Text:
• • • • •
Guide - How to avoid C/C++ runtime on Windows

Mārtiņš Možeiko

#6170

March 17, 2016

Oops, I gave you wrong instruction. _mm_cvtsd_si32 instruction rounds to nearest integer instead of truncation like C casting does. You should use _mm_cvttsd_si32 function that will truncate like C casting does. That will probably fix precision issues if that was the problem.

Anyway, if SSE instructions doesn't do what you want, just write pure C code first for cast. If you don't know how, take a look at compiler-rt source file from llvm project I gave link to. It should be pretty obvious how that works. Step through with debugger to see the values.

As for wchar_t - if you are using just Windows API and want to run just on Windows, then using wchar_t maybe is OK. But once you want to go cross platform, then using wchar_t is just very wrong in my opinion. utf-8 is by default used in most, if not all API on Linux and OSX. So only weird OS here is Windows. That's one of reasons why I'm saying to use utf-8 makes sense (and there are more, of course). 1 OS vs 2 OS'es ;)

But more serious reason against wchar_t is that people assume that each unicode character is exactly one wchar_t element. That's why they say you should prefer wchar_t over utf8. Sure, if you deal only with English and other European languages then that is correct. But universally that is not correct. Once your code will need to deal with arbitrary Unicode (Chinese hieroglyphs) then your code will break if it assumes that 1 char = 1 wchar_t element. Even your String class has wrong code in many places because of this reason (Left, Right, Mid members). For full UTF-16 support unicode char can take up to 2 wchar_t elements. But your code will cut such characters in half. Thus producing invalid UTF-16 string. If you repeat cutting, concatenating operation many times, you will get garbage in your string. This will lead to rendering garbage, crashes or other security issues. For example:
https://www.cvedetails.com/cve/CVE-2015-5380
https://www.cvedetails.com/cve/CVE-2012-2135
Then why use wchar_t and support multi-wchar_t characters, if you can use utf-8 from the start? Using utf-8 will allow your code to be exactly the same for ansi and utf-8 strings.

Edited by Mārtiņš Možeiko on March 17, 2016, 5:13am

Fred Harris

#6171

March 17, 2016

Oops, I gave you wrong instruction. _mm_cvtsd_si32 instruction rounds to nearest integer instead of truncation like C casting does. You should use _mm_cvttsd_si32 function that will truncate like C casting does. That will probably fix precision issues if that was the problem.
• • • • •
Stated problem A:
Decide whether each statement below agrees with the forum thread above. For each one, answer yes or no and quote the words of the thread that settle it.
(i) The thread says that _mm_cvtsd_si32 rounds to the nearest integer rather than truncating.
(ii) The thread says that Windows is the platform whose APIs use utf-8 by default.
(iii) The thread says that, with full UTF-16 support, one unicode char can take up to two wchar_t elements.
Stated problem B: Retype the stretch of the records from their first line through the line that contains "y-tick-label: 6 xyxy=(44,149,58,179)", with both ends included.
• • • • •
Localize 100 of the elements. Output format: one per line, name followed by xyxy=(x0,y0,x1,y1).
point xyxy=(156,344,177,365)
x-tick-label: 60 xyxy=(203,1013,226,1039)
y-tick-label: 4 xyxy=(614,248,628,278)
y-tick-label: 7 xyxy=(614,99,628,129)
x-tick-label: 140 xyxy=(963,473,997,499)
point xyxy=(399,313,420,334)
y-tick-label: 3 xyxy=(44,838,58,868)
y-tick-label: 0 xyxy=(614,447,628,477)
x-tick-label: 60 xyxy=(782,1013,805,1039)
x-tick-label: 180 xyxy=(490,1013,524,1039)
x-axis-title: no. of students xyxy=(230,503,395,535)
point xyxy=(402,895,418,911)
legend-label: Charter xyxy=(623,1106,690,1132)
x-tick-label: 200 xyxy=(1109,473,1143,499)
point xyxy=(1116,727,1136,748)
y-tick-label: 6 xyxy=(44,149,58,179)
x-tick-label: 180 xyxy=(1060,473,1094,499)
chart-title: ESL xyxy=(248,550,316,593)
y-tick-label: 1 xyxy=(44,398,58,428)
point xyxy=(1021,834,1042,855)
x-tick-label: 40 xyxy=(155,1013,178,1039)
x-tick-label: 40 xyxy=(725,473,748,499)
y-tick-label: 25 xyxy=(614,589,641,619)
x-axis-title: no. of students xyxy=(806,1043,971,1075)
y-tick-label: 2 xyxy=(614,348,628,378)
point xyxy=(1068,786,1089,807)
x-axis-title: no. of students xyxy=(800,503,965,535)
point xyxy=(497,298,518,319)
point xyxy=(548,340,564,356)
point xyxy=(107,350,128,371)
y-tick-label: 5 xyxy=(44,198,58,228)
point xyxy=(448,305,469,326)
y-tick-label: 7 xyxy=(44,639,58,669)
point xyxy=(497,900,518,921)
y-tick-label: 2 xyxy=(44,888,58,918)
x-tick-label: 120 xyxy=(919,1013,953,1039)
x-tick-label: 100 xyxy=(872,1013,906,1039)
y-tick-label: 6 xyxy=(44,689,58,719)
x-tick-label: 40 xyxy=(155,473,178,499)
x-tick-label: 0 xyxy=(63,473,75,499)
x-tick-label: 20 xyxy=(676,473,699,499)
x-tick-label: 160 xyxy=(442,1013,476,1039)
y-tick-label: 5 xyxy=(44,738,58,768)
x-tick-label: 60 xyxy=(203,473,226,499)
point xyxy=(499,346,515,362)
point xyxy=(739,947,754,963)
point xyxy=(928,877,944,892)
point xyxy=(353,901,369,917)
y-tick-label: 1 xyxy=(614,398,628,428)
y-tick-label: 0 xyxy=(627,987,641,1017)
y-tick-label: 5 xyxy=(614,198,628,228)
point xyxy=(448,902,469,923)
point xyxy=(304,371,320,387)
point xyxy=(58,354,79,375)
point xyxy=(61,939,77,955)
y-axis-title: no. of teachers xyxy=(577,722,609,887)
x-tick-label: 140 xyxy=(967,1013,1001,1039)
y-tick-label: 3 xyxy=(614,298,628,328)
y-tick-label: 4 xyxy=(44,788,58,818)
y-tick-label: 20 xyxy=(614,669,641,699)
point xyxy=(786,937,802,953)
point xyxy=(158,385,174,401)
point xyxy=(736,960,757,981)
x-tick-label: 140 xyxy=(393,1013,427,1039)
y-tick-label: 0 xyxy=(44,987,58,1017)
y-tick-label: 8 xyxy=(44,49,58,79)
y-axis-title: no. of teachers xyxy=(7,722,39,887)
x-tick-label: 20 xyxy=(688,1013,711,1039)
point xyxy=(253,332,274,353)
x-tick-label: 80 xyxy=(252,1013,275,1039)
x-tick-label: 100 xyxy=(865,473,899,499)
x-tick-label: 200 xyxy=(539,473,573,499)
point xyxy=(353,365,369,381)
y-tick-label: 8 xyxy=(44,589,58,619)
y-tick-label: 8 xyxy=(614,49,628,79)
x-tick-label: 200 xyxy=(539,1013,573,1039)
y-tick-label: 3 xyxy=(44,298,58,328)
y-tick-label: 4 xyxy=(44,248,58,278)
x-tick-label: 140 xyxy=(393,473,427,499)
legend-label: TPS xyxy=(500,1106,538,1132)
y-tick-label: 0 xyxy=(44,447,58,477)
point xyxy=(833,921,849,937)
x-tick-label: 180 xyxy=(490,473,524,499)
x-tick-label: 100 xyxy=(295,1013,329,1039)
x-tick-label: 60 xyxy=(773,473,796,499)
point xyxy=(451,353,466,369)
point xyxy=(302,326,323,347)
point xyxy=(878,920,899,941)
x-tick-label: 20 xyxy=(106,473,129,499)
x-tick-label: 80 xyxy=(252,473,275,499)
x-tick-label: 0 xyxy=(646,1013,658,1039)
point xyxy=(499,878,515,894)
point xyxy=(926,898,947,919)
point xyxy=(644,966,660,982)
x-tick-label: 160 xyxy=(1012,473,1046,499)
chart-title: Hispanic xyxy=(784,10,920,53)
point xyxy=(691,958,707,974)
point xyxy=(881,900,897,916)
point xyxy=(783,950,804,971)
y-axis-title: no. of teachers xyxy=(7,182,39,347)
• • • • •
Exercise solution A:
(i) Yes: "_mm_cvtsd_si32 instruction rounds to nearest integer instead of truncation like C casting does"
(ii) No: "utf-8 is by default used in most, if not all API on Linux and OSX. So only weird OS here is Windows."
(iii) Yes: "For full UTF-16 support unicode char can take up to 2 wchar_t elements."

Exercise solution B:
Localize 100 of the elements. Output format: one per line, name followed by xyxy=(x0,y0,x1,y1).
point xyxy=(156,344,177,365)
x-tick-label: 60 xyxy=(203,1013,226,1039)
y-tick-label: 4 xyxy=(614,248,628,278)
y-tick-label: 7 xyxy=(614,99,628,129)
x-tick-label: 140 xyxy=(963,473,997,499)
point xyxy=(399,313,420,334)
y-tick-label: 3 xyxy=(44,838,58,868)
y-tick-label: 0 xyxy=(614,447,628,477)
x-tick-label: 60 xyxy=(782,1013,805,1039)
x-tick-label: 180 xyxy=(490,1013,524,1039)
x-axis-title: no. of students xyxy=(230,503,395,535)
point xyxy=(402,895,418,911)
legend-label: Charter xyxy=(623,1106,690,1132)
x-tick-label: 200 xyxy=(1109,473,1143,499)
point xyxy=(1116,727,1136,748)
y-tick-label: 6 xyxy=(44,149,58,179)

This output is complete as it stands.